[Raw records]
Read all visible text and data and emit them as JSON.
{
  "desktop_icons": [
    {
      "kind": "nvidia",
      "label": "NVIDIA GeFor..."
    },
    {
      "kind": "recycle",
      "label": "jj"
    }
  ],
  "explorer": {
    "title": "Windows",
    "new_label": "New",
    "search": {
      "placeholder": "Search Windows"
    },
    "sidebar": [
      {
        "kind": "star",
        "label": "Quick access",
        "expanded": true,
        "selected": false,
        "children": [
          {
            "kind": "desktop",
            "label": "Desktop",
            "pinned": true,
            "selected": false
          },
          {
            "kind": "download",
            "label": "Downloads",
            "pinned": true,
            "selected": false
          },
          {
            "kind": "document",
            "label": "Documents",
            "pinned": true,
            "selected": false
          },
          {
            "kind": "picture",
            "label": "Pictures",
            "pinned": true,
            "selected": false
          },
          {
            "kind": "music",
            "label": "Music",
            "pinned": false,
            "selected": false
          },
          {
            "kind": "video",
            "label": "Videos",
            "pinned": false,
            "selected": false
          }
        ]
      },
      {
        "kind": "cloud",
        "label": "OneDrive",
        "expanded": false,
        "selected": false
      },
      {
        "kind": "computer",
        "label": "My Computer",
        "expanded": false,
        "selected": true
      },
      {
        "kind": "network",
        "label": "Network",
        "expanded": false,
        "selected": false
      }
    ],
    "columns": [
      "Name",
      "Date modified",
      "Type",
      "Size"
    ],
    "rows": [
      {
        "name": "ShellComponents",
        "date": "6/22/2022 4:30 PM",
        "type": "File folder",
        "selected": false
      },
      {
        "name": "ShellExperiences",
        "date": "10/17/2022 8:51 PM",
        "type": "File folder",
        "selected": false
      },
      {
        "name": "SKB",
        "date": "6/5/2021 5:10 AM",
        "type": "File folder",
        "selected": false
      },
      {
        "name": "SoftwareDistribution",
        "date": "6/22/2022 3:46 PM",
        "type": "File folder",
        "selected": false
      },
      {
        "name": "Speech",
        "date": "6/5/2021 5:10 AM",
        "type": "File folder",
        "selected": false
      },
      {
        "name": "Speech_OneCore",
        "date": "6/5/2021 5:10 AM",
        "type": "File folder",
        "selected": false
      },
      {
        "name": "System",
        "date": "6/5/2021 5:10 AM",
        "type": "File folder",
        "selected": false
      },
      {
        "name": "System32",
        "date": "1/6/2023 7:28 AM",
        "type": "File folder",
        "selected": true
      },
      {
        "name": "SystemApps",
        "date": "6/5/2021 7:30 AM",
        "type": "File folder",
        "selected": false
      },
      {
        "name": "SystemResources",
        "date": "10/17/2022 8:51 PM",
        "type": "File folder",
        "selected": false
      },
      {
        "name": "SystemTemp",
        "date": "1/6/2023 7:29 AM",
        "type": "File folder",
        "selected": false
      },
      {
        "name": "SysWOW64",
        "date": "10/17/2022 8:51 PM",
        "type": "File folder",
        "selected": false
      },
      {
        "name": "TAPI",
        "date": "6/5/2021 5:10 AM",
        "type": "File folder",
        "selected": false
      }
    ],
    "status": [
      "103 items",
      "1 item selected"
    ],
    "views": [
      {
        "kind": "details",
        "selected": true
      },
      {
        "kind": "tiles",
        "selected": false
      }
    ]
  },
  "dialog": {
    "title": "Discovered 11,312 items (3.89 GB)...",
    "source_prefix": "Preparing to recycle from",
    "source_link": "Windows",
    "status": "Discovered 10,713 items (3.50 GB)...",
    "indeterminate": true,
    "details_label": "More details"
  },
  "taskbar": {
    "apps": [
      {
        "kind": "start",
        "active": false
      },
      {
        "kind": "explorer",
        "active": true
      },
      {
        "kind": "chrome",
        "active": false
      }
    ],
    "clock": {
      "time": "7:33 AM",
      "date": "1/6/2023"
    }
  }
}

- [Task goal]:
Reproduce each entry from the records above, character for character.

- [Problem solution]:
Read all visible text and data and emit them as JSON.
{
  "desktop_icons": [
    {
      "kind": "nvidia",
      "label": "NVIDIA GeFor..."
    },
    {
      "kind": "recycle",
      "label": "jj"
    }
  ],
  "explorer": {
    "title": "Windows",
    "new_label": "New",
    "search": {
      "placeholder": "Search Windows"
    },
    "sidebar": [
      {
        "kind": "star",
        "label": "Quick access",
        "expanded": true,
        "selected": false,
        "children": [
          {
            "kind": "desktop",
            "label": "Desktop",
            "pinned": true,
            "selected": false
          },
          {
            "kind": "download",
            "label": "Downloads",
            "pinned": true,
            "selected": false
          },
          {
            "kind": "document",
            "label": "Documents",
            "pinned": true,
            "selected": false
          },
          {
            "kind": "picture",
            "label": "Pictures",
            "pinned": true,
            "selected": false
          },
          {
            "kind": "music",
            "label": "Music",
            "pinned": false,
            "selected": false
          },
          {
            "kind": "video",
            "label": "Videos",
            "pinned": false,
            "selected": false
          }
        ]
      },
      {
        "kind": "cloud",
        "label": "OneDrive",
        "expanded": false,
        "selected": false
      },
      {
        "kind": "computer",
        "label": "My Computer",
        "expanded": false,
        "selected": true
      },
      {
        "kind": "network",
        "label": "Network",
        "expanded": false,
        "selected": false
      }
    ],
    "columns": [
      "Name",
      "Date modified",
      "Type",
      "Size"
    ],
    "rows": [
      {
        "name": "ShellComponents",
        "date": "6/22/2022 4:30 PM",
        "type": "File folder",
        "selected": false
      },
      {
        "name": "ShellExperiences",
        "date": "10/17/2022 8:51 PM",
        "type": "File folder",
        "selected": false
      },
      {
        "name": "SKB",
        "date": "6/5/2021 5:10 AM",
        "type": "File folder",
        "selected": false
      },
      {
        "name": "SoftwareDistribution",
        "date": "6/22/2022 3:46 PM",
        "type": "File folder",
        "selected": false
      },
      {
        "name": "Speech",
        "date": "6/5/2021 5:10 AM",
        "type": "File folder",
        "selected": false
      },
      {
        "name": "Speech_OneCore",
        "date": "6/5/2021 5:10 AM",
        "type": "File folder",
        "selected": false
      },
      {
        "name": "System",
        "date": "6/5/2021 5:10 AM",
        "type": "File folder",
        "selected": false
      },
      {
        "name": "System32",
        "date": "1/6/2023 7:28 AM",
        "type": "File folder",
        "selected": true
      },
      {
        "name": "SystemApps",
        "date": "6/5/2021 7:30 AM",
        "type": "File folder",
        "selected": false
      },
      {
        "name": "SystemResources",
        "date": "10/17/2022 8:51 PM",
        "type": "File folder",
        "selected": false
      },
      {
        "name": "SystemTemp",
        "date": "1/6/2023 7:29 AM",
        "type": "File folder",
        "selected": false
      },
      {
        "name": "SysWOW64",
        "date": "10/17/2022 8:51 PM",
        "type": "File folder",
        "selected": false
      },
      {
        "name": "TAPI",
        "date": "6/5/2021 5:10 AM",
        "type": "File folder",
        "selected": false
      }
    ],
    "status": [
      "103 items",
      "1 item selected"
    ],
    "views": [
      {
        "kind": "details",
        "selected": true
      },
      {
        "kind": "tiles",
        "selected": false
      }
    ]
  },
  "dialog": {
    "title": "Discovered 11,312 items (3.89 GB)...",
    "source_prefix": "Preparing to recycle from",
    "source_link": "Windows",
    "status": "Discovered 10,713 items (3.50 GB)...",
    "indeterminate": true,
    "details_label": "More details"
  },
  "taskbar": {
    "apps": [
      {
        "kind": "start",
        "active": false
      },
      {
        "kind": "explorer",
        "active": true
      },
      {
        "kind": "chrome",
        "active": false
      }
    ],
    "clock": {
      "time": "7:33 AM",
      "date": "1/6/2023"
    }
  }
}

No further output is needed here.